• _What you are asked to do_
From the listing that follows, output everything exactly except the pictures.
--- BEGIN Data supplied ---
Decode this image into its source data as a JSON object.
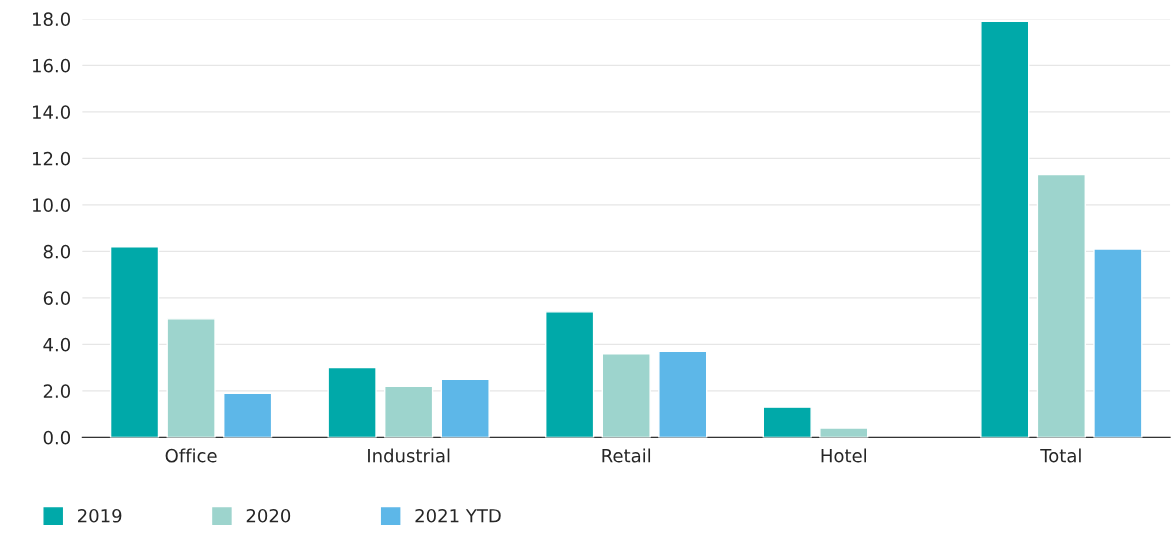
{
  "chart_data": {
    "type": "bar",
    "categories": [
      "Office",
      "Industrial",
      "Retail",
      "Hotel",
      "Total"
    ],
    "series": [
      {
        "name": "2019",
        "color": "#00a9a9",
        "values": [
          8.2,
          3.0,
          5.4,
          1.3,
          17.9
        ]
      },
      {
        "name": "2020",
        "color": "#9dd4cd",
        "values": [
          5.1,
          2.2,
          3.6,
          0.4,
          11.3
        ]
      },
      {
        "name": "2021 YTD",
        "color": "#5db7e8",
        "values": [
          1.9,
          2.5,
          3.7,
          null,
          8.1
        ]
      }
    ],
    "ylim": [
      0,
      18
    ],
    "yticks": [
      {
        "value": 0,
        "label": "0.0"
      },
      {
        "value": 2,
        "label": "2.0"
      },
      {
        "value": 4,
        "label": "4.0"
      },
      {
        "value": 6,
        "label": "6.0"
      },
      {
        "value": 8,
        "label": "8.0"
      },
      {
        "value": 10,
        "label": "10.0"
      },
      {
        "value": 12,
        "label": "12.0"
      },
      {
        "value": 14,
        "label": "14.0"
      },
      {
        "value": 16,
        "label": "16.0"
      },
      {
        "value": 18,
        "label": "18.0"
      }
    ],
    "grid": "y",
    "legend": "bottom left"
  }
}
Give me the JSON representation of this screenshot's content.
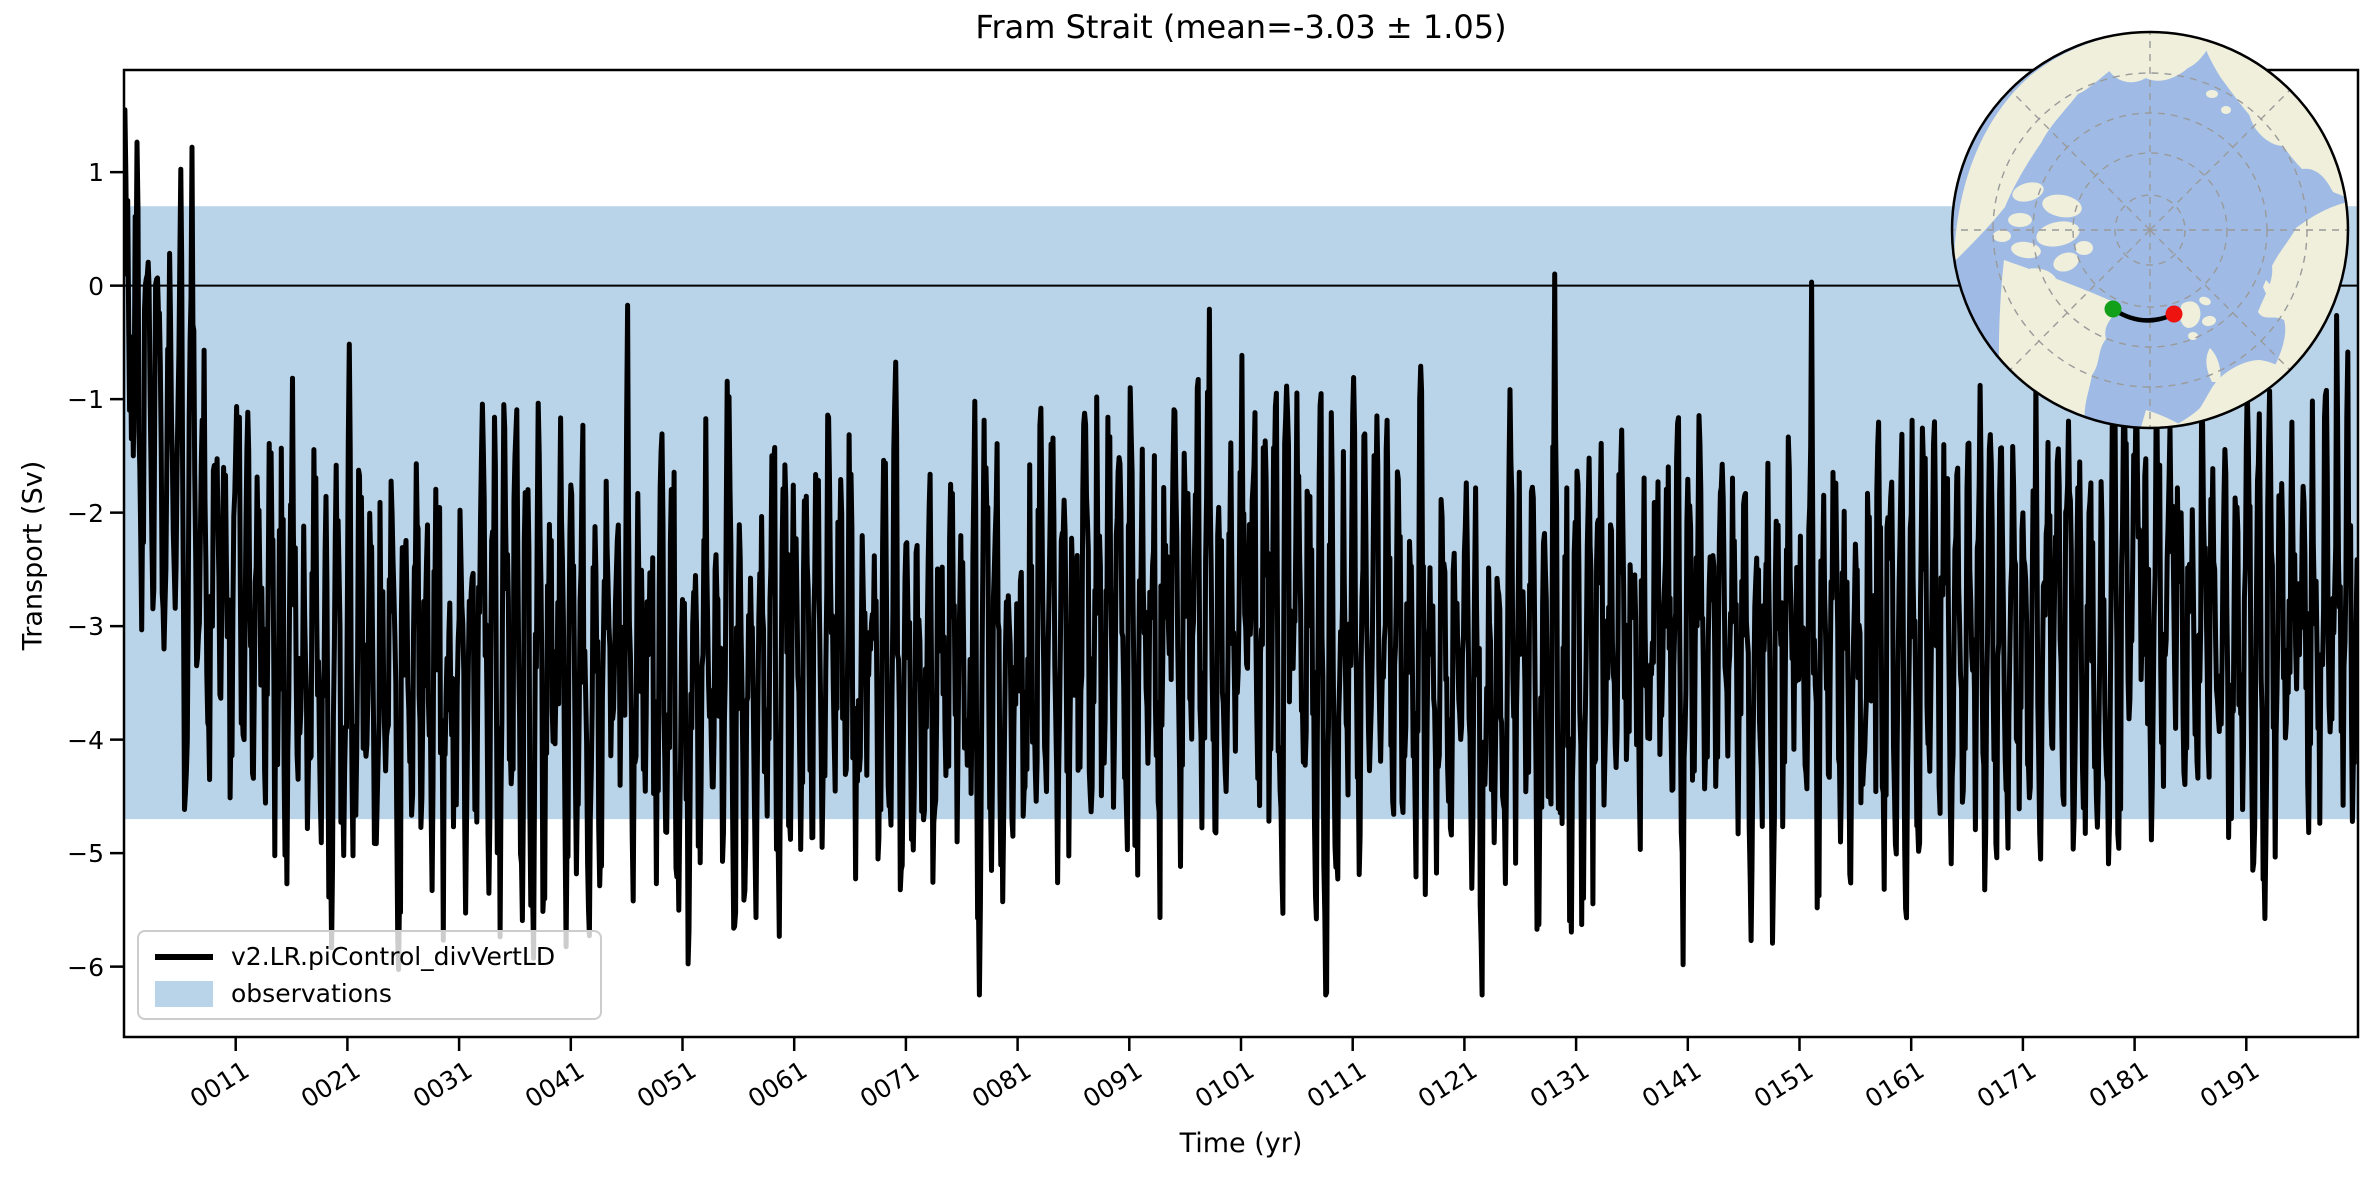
--- END Data supplied ---
• _Final result_
Decode this image into its source data as a JSON object.
{
  "chart_data": {
    "type": "bar",
    "categories": [
      "Office",
      "Industrial",
      "Retail",
      "Hotel",
      "Total"
    ],
    "series": [
      {
        "name": "2019",
        "color": "#00a9a9",
        "values": [
          8.2,
          3.0,
          5.4,
          1.3,
          17.9
        ]
      },
      {
        "name": "2020",
        "color": "#9dd4cd",
        "values": [
          5.1,
          2.2,
          3.6,
          0.4,
          11.3
        ]
      },
      {
        "name": "2021 YTD",
        "color": "#5db7e8",
        "values": [
          1.9,
          2.5,
          3.7,
          null,
          8.1
        ]
      }
    ],
    "ylim": [
      0,
      18
    ],
    "yticks": [
      {
        "value": 0,
        "label": "0.0"
      },
      {
        "value": 2,
        "label": "2.0"
      },
      {
        "value": 4,
        "label": "4.0"
      },
      {
        "value": 6,
        "label": "6.0"
      },
      {
        "value": 8,
        "label": "8.0"
      },
      {
        "value": 10,
        "label": "10.0"
      },
      {
        "value": 12,
        "label": "12.0"
      },
      {
        "value": 14,
        "label": "14.0"
      },
      {
        "value": 16,
        "label": "16.0"
      },
      {
        "value": 18,
        "label": "18.0"
      }
    ],
    "grid": "y",
    "legend": "bottom left"
  }
}
Give me the JSON representation of this screenshot's content.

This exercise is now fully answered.